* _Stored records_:
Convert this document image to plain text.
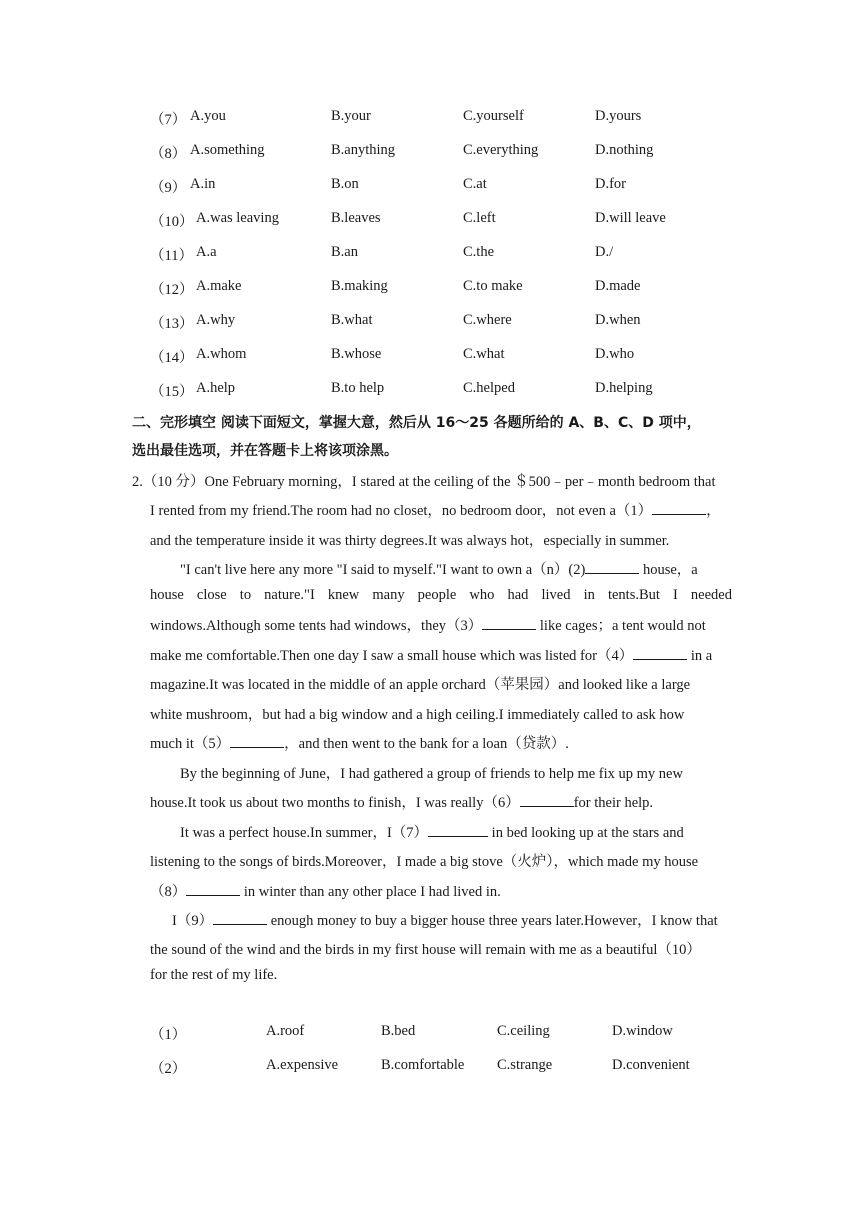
（7） A.you	B.your	C.yourself	D.yours
（8） A.something	B.anything	C.everything	D.nothing
（9） A.in	B.on	C.at	D.for
（10） A.was leaving	B.leaves	C.left	D.will leave
（11） A.a	B.an	C.the	D./
（12） A.make	B.making	C.to make	D.made
（13） A.why	B.what	C.where	D.when
（14） A.whom	B.whose	C.what	D.who
（15） A.help	B.to help	C.helped	D.helping
二、完形填空 阅读下面短文，掌握大意，然后从 16～25 各题所给的 A、B、C、D 项中，
选出最佳选项，并在答题卡上将该项涂黑。
2.（10 分）One February morning，I stared at the ceiling of the ＄500﹣per﹣month bedroom that
I rented from my friend.The room had no closet，no bedroom door，not even a（1）	，
and the temperature inside it was thirty degrees.It was always hot，especially in summer.
"I can't live here any more "I said to myself."I want to own a（n）(2)	house，a
house close to nature."I knew many people who had lived in tents.But I needed
windows.Although some tents had windows，they（3）	like cages；a tent would not
make me comfortable.Then one day I saw a small house which was listed for（4）	in a
magazine.It was located in the middle of an apple orchard（苹果园）and looked like a large
white mushroom，but had a big window and a high ceiling.I immediately called to ask how
much it（5）	，and then went to the bank for a loan（贷款）.
By the beginning of June，I had gathered a group of friends to help me fix up my new
house.It took us about two months to finish，I was really（6）	for their help.
It was a perfect house.In summer，I（7）	in bed looking up at the stars and
listening to the songs of birds.Moreover，I made a big stove（火炉），which made my house
（8）	in winter than any other place I had lived in.
I（9）	enough money to buy a bigger house three years later.However，I know that
the sound of the wind and the birds in my first house will remain with me as a beautiful（10）
for the rest of my life.
（1）	A.roof	B.bed	C.ceiling	D.window
（2）	A.expensive	B.comfortable C.strange	D.convenient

* _Task prompt_:
Transcribe all the data word for word; the images stay out.

* _Answer in full_:
Convert this document image to plain text.
（7） A.you	B.your	C.yourself	D.yours
（8） A.something	B.anything	C.everything	D.nothing
（9） A.in	B.on	C.at	D.for
（10） A.was leaving	B.leaves	C.left	D.will leave
（11） A.a	B.an	C.the	D./
（12） A.make	B.making	C.to make	D.made
（13） A.why	B.what	C.where	D.when
（14） A.whom	B.whose	C.what	D.who
（15） A.help	B.to help	C.helped	D.helping
二、完形填空 阅读下面短文，掌握大意，然后从 16～25 各题所给的 A、B、C、D 项中，
选出最佳选项，并在答题卡上将该项涂黑。
2.（10 分）One February morning，I stared at the ceiling of the ＄500﹣per﹣month bedroom that
I rented from my friend.The room had no closet，no bedroom door，not even a（1）	，
and the temperature inside it was thirty degrees.It was always hot，especially in summer.
"I can't live here any more "I said to myself."I want to own a（n）(2)	house，a
house close to nature."I knew many people who had lived in tents.But I needed
windows.Although some tents had windows，they（3）	like cages；a tent would not
make me comfortable.Then one day I saw a small house which was listed for（4）	in a
magazine.It was located in the middle of an apple orchard（苹果园）and looked like a large
white mushroom，but had a big window and a high ceiling.I immediately called to ask how
much it（5）	，and then went to the bank for a loan（贷款）.
By the beginning of June，I had gathered a group of friends to help me fix up my new
house.It took us about two months to finish，I was really（6）	for their help.
It was a perfect house.In summer，I（7）	in bed looking up at the stars and
listening to the songs of birds.Moreover，I made a big stove（火炉），which made my house
（8）	in winter than any other place I had lived in.
I（9）	enough money to buy a bigger house three years later.However，I know that
the sound of the wind and the birds in my first house will remain with me as a beautiful（10）
for the rest of my life.
（1）	A.roof	B.bed	C.ceiling	D.window
（2）	A.expensive	B.comfortable C.strange	D.convenient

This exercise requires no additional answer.